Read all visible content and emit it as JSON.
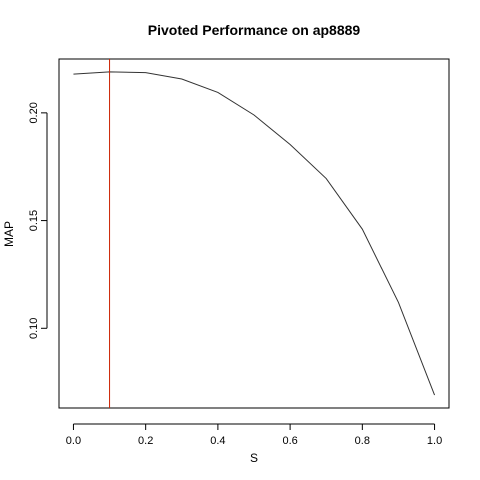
{
  "chart_data": {
    "type": "line",
    "title": "Pivoted Performance on ap8889",
    "xlabel": "S",
    "ylabel": "MAP",
    "x": [
      0.0,
      0.1,
      0.2,
      0.3,
      0.4,
      0.5,
      0.6,
      0.7,
      0.8,
      0.9,
      1.0
    ],
    "series": [
      {
        "values": [
          0.218,
          0.219,
          0.2187,
          0.2157,
          0.2095,
          0.199,
          0.1853,
          0.1695,
          0.146,
          0.112,
          0.069
        ],
        "color": "#333333"
      }
    ],
    "reference_line": {
      "orientation": "vertical",
      "x": 0.1,
      "color": "#cc2200"
    },
    "xlim": [
      -0.04,
      1.04
    ],
    "ylim": [
      0.063,
      0.225
    ],
    "x_ticks": [
      0.0,
      0.2,
      0.4,
      0.6,
      0.8,
      1.0
    ],
    "x_tick_labels": [
      "0.0",
      "0.2",
      "0.4",
      "0.6",
      "0.8",
      "1.0"
    ],
    "y_ticks": [
      0.1,
      0.15,
      0.2
    ],
    "y_tick_labels": [
      "0.10",
      "0.15",
      "0.20"
    ],
    "grid": false,
    "legend": "none"
  }
}
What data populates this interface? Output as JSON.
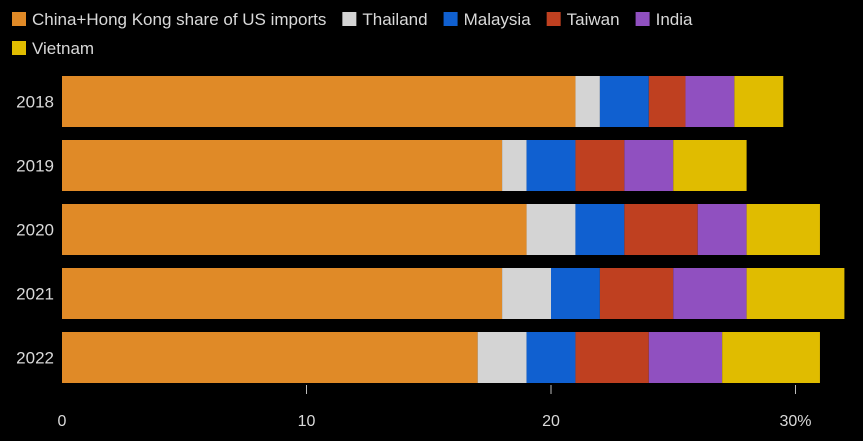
{
  "chart_data": {
    "type": "bar",
    "orientation": "horizontal",
    "stacked": true,
    "categories": [
      "2018",
      "2019",
      "2020",
      "2021",
      "2022"
    ],
    "series": [
      {
        "name": "China+Hong Kong share of US imports",
        "color": "#e08a27",
        "values": [
          21,
          18,
          19,
          18,
          17
        ]
      },
      {
        "name": "Thailand",
        "color": "#d4d4d4",
        "values": [
          1,
          1,
          2,
          2,
          2
        ]
      },
      {
        "name": "Malaysia",
        "color": "#1060d0",
        "values": [
          2,
          2,
          2,
          2,
          2
        ]
      },
      {
        "name": "Taiwan",
        "color": "#bf4020",
        "values": [
          1.5,
          2,
          3,
          3,
          3
        ]
      },
      {
        "name": "India",
        "color": "#9050c0",
        "values": [
          2,
          2,
          2,
          3,
          3
        ]
      },
      {
        "name": "Vietnam",
        "color": "#e0bc00",
        "values": [
          2,
          3,
          3,
          4,
          4
        ]
      }
    ],
    "xlim": [
      0,
      32
    ],
    "xticks": [
      0,
      10,
      20,
      30
    ],
    "xtick_labels": [
      "0",
      "10",
      "20",
      "30%"
    ],
    "grid": false,
    "legend_position": "top"
  }
}
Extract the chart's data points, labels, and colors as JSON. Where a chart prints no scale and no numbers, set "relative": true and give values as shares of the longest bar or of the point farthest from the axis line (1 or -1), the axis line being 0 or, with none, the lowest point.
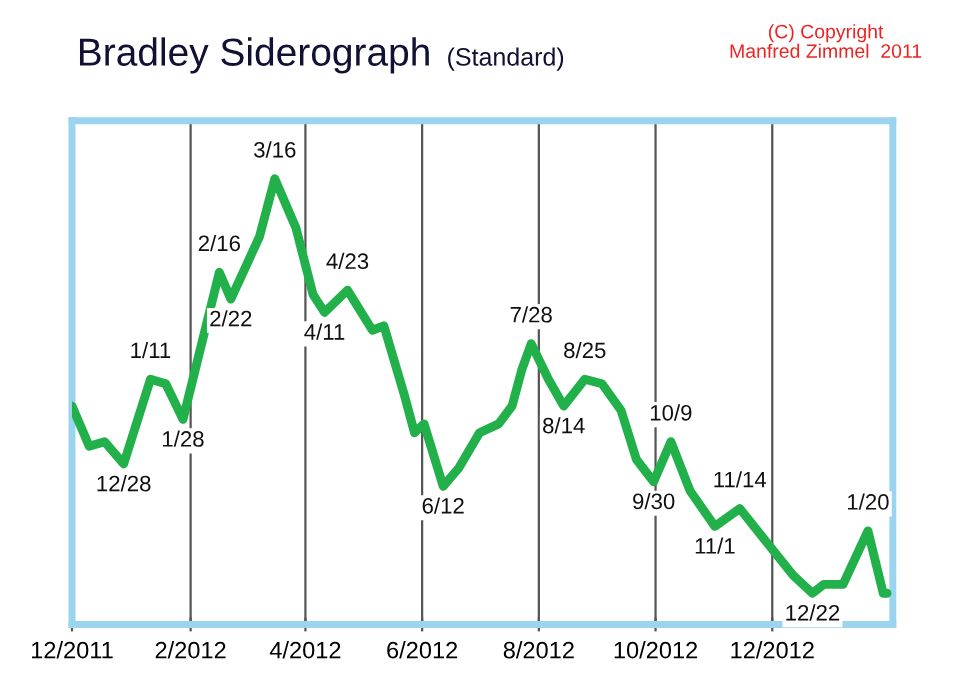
{
  "chart_data": {
    "type": "line",
    "title": "Bradley Siderograph",
    "subtitle": "(Standard)",
    "relative": true,
    "grid": "x",
    "legend": false,
    "marker": "none",
    "line_style": "solid",
    "annotations": [
      "(C) Copyright\nManfred Zimmel  2011",
      {
        "text": "12/28",
        "x": "2011-12-28",
        "y": 0.36
      },
      {
        "text": "1/11",
        "x": "2012-01-11",
        "y": 0.55
      },
      {
        "text": "1/28",
        "x": "2012-01-28",
        "y": 0.46
      },
      {
        "text": "2/16",
        "x": "2012-02-16",
        "y": 0.79
      },
      {
        "text": "2/22",
        "x": "2012-02-22",
        "y": 0.73
      },
      {
        "text": "3/16",
        "x": "2012-03-16",
        "y": 1.0
      },
      {
        "text": "4/11",
        "x": "2012-04-11",
        "y": 0.7
      },
      {
        "text": "4/23",
        "x": "2012-04-23",
        "y": 0.75
      },
      {
        "text": "6/12",
        "x": "2012-06-12",
        "y": 0.31
      },
      {
        "text": "7/28",
        "x": "2012-07-28",
        "y": 0.63
      },
      {
        "text": "8/14",
        "x": "2012-08-14",
        "y": 0.49
      },
      {
        "text": "8/25",
        "x": "2012-08-25",
        "y": 0.55
      },
      {
        "text": "9/30",
        "x": "2012-09-30",
        "y": 0.32
      },
      {
        "text": "10/9",
        "x": "2012-10-09",
        "y": 0.41
      },
      {
        "text": "11/1",
        "x": "2012-11-01",
        "y": 0.22
      },
      {
        "text": "11/14",
        "x": "2012-11-14",
        "y": 0.26
      },
      {
        "text": "12/22",
        "x": "2012-12-22",
        "y": 0.07
      },
      {
        "text": "1/20",
        "x": "2013-01-20",
        "y": 0.21
      }
    ],
    "xlim": [
      "2011-12-01",
      "2013-02-02"
    ],
    "xticks": [
      {
        "value": "2011-12-01",
        "label": "12/2011"
      },
      {
        "value": "2012-02-01",
        "label": "2/2012"
      },
      {
        "value": "2012-04-01",
        "label": "4/2012"
      },
      {
        "value": "2012-06-01",
        "label": "6/2012"
      },
      {
        "value": "2012-08-01",
        "label": "8/2012"
      },
      {
        "value": "2012-10-01",
        "label": "10/2012"
      },
      {
        "value": "2012-12-01",
        "label": "12/2012"
      }
    ],
    "series": [
      {
        "color": "#22b04a",
        "x": [
          "2011-12-01",
          "2011-12-10",
          "2011-12-18",
          "2011-12-28",
          "2012-01-11",
          "2012-01-19",
          "2012-01-28",
          "2012-02-16",
          "2012-02-22",
          "2012-03-08",
          "2012-03-16",
          "2012-03-27",
          "2012-04-05",
          "2012-04-11",
          "2012-04-23",
          "2012-05-06",
          "2012-05-12",
          "2012-05-23",
          "2012-05-28",
          "2012-06-02",
          "2012-06-12",
          "2012-06-20",
          "2012-07-01",
          "2012-07-11",
          "2012-07-18",
          "2012-07-23",
          "2012-07-28",
          "2012-08-06",
          "2012-08-14",
          "2012-08-25",
          "2012-09-03",
          "2012-09-13",
          "2012-09-21",
          "2012-09-30",
          "2012-10-09",
          "2012-10-19",
          "2012-11-01",
          "2012-11-14",
          "2012-11-27",
          "2012-12-12",
          "2012-12-22",
          "2012-12-28",
          "2013-01-07",
          "2013-01-20",
          "2013-01-28",
          "2013-01-30"
        ],
        "values": [
          0.49,
          0.4,
          0.41,
          0.36,
          0.55,
          0.54,
          0.46,
          0.79,
          0.73,
          0.87,
          1.0,
          0.89,
          0.74,
          0.7,
          0.75,
          0.66,
          0.67,
          0.51,
          0.43,
          0.45,
          0.31,
          0.35,
          0.43,
          0.45,
          0.49,
          0.57,
          0.63,
          0.55,
          0.49,
          0.55,
          0.54,
          0.48,
          0.37,
          0.32,
          0.41,
          0.3,
          0.22,
          0.26,
          0.19,
          0.11,
          0.07,
          0.09,
          0.09,
          0.21,
          0.07,
          0.07
        ]
      }
    ]
  }
}
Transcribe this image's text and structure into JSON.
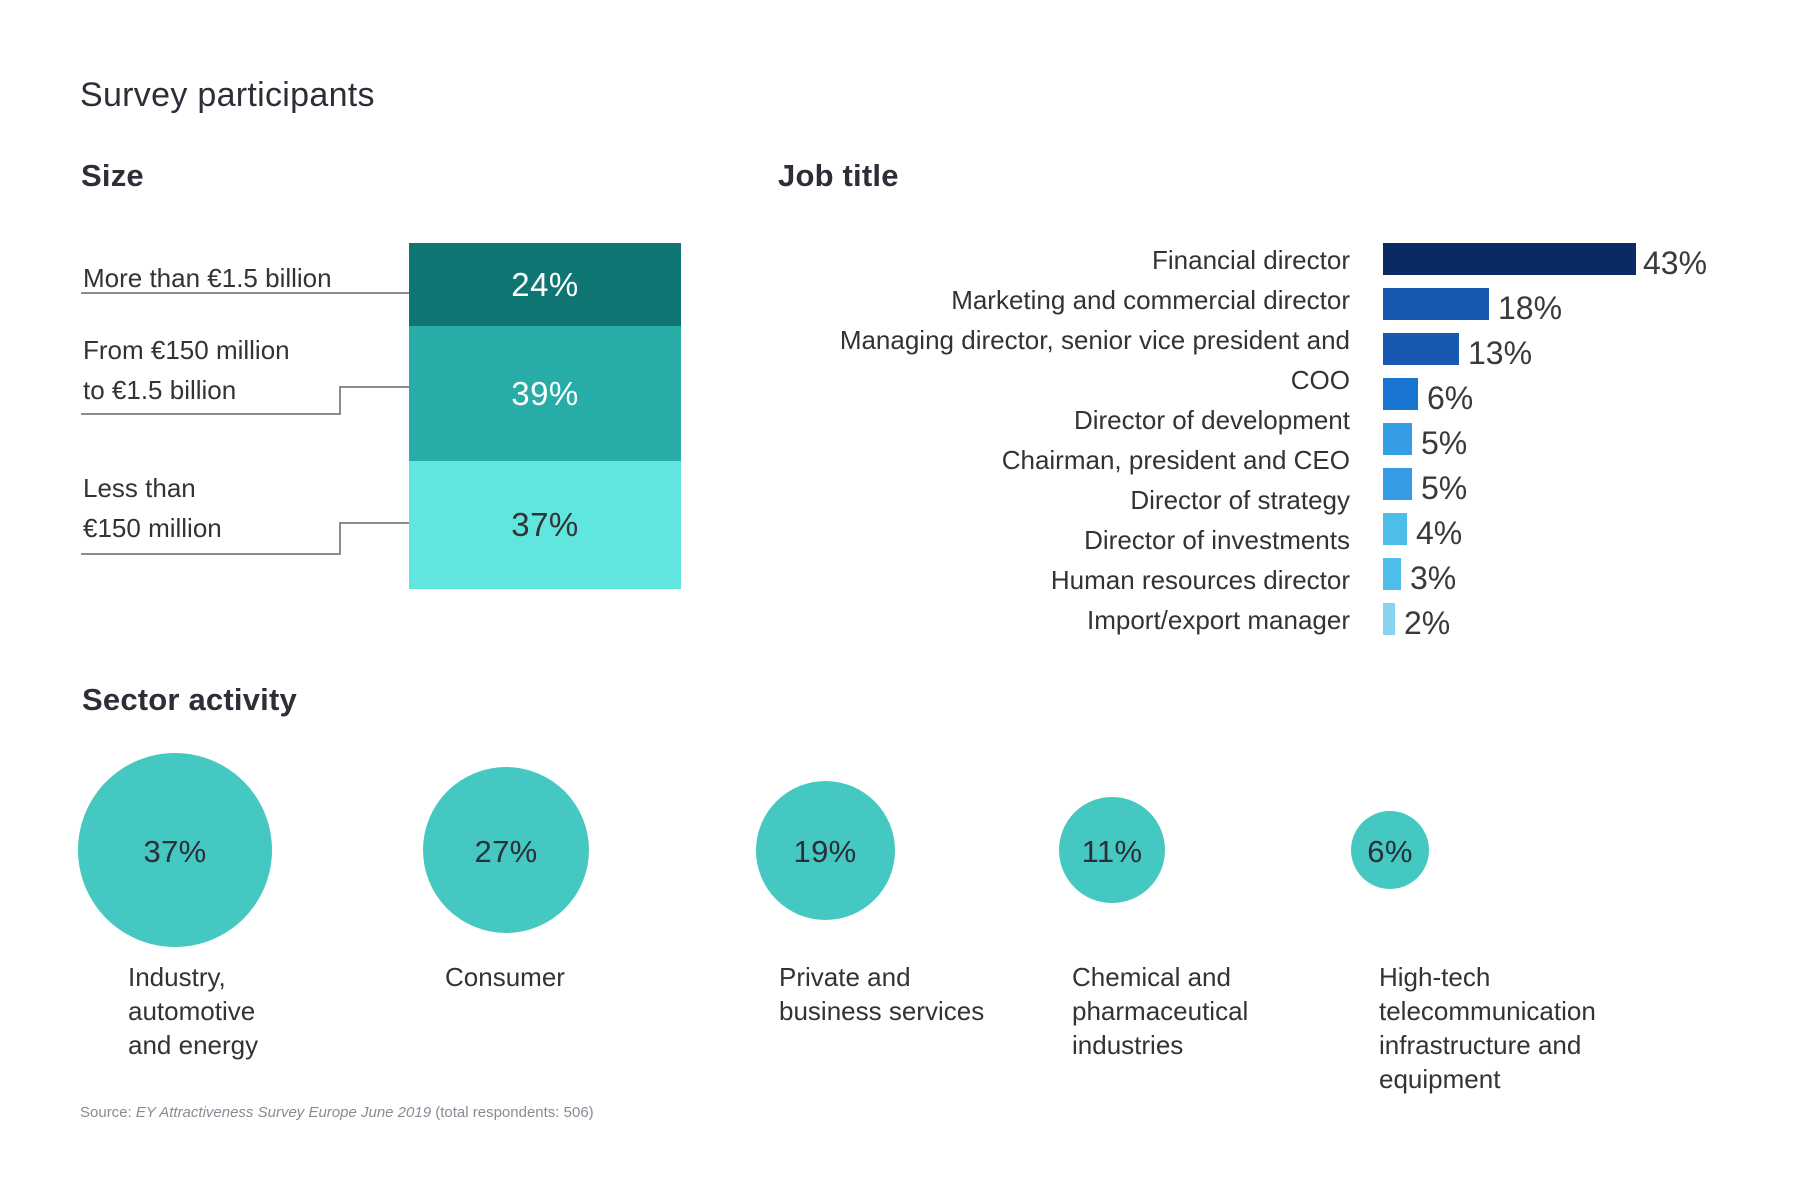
{
  "page": {
    "title": "Survey participants",
    "source_prefix": "Source: ",
    "source_title": "EY Attractiveness Survey Europe June 2019",
    "source_suffix": " (total respondents: 506)"
  },
  "colors": {
    "size_segments": [
      "#0f7572",
      "#28aca8",
      "#60e6df"
    ],
    "job_bars": [
      "#0a2a63",
      "#1658b2",
      "#1658b2",
      "#1a75d2",
      "#359de6",
      "#359de6",
      "#4dbde9",
      "#4dbde9",
      "#88d4f0"
    ],
    "bubbles": "#45c8c1",
    "text": "#2e2e38",
    "connector": "#8c8c8c"
  },
  "chart_data": [
    {
      "type": "bar",
      "subtype": "stacked-100",
      "title": "Size",
      "categories": [
        "More than €1.5 billion",
        "From €150 million to €1.5 billion",
        "Less than €150 million"
      ],
      "label_lines": [
        [
          "More than €1.5 billion"
        ],
        [
          "From €150 million",
          "to €1.5 billion"
        ],
        [
          "Less than",
          "€150 million"
        ]
      ],
      "values": [
        24,
        39,
        37
      ],
      "value_labels": [
        "24%",
        "39%",
        "37%"
      ],
      "unit": "%"
    },
    {
      "type": "bar",
      "orientation": "horizontal",
      "title": "Job title",
      "label_lines": [
        "Financial director",
        "Marketing and commercial director",
        "Managing director, senior vice president and",
        "COO",
        "Director of development",
        "Chairman, president and CEO",
        "Director of strategy",
        "Director of investments",
        "Human resources director",
        "Import/export manager"
      ],
      "categories": [
        "Financial director",
        "Marketing and commercial director",
        "Managing director, senior vice president and COO",
        "Director of development",
        "Chairman, president and CEO",
        "Director of strategy",
        "Director of investments",
        "Human resources director",
        "Import/export manager"
      ],
      "values": [
        43,
        18,
        13,
        6,
        5,
        5,
        4,
        3,
        2
      ],
      "value_labels": [
        "43%",
        "18%",
        "13%",
        "6%",
        "5%",
        "5%",
        "4%",
        "3%",
        "2%"
      ],
      "unit": "%"
    },
    {
      "type": "bubble",
      "title": "Sector activity",
      "categories": [
        "Industry, automotive and energy",
        "Consumer",
        "Private and business services",
        "Chemical and pharmaceutical industries",
        "High-tech telecommunication infrastructure and equipment"
      ],
      "label_lines": [
        [
          "Industry,",
          "automotive",
          "and energy"
        ],
        [
          "Consumer"
        ],
        [
          "Private and",
          "business services"
        ],
        [
          "Chemical and",
          "pharmaceutical",
          "industries"
        ],
        [
          "High-tech",
          "telecommunication",
          "infrastructure and",
          "equipment"
        ]
      ],
      "values": [
        37,
        27,
        19,
        11,
        6
      ],
      "value_labels": [
        "37%",
        "27%",
        "19%",
        "11%",
        "6%"
      ],
      "unit": "%"
    }
  ]
}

________________

#### Objective
Copy out every line that includes the word "High".

#### Result below
        "High-tech telecommunication infrastructure and equipment"
          "High-tech",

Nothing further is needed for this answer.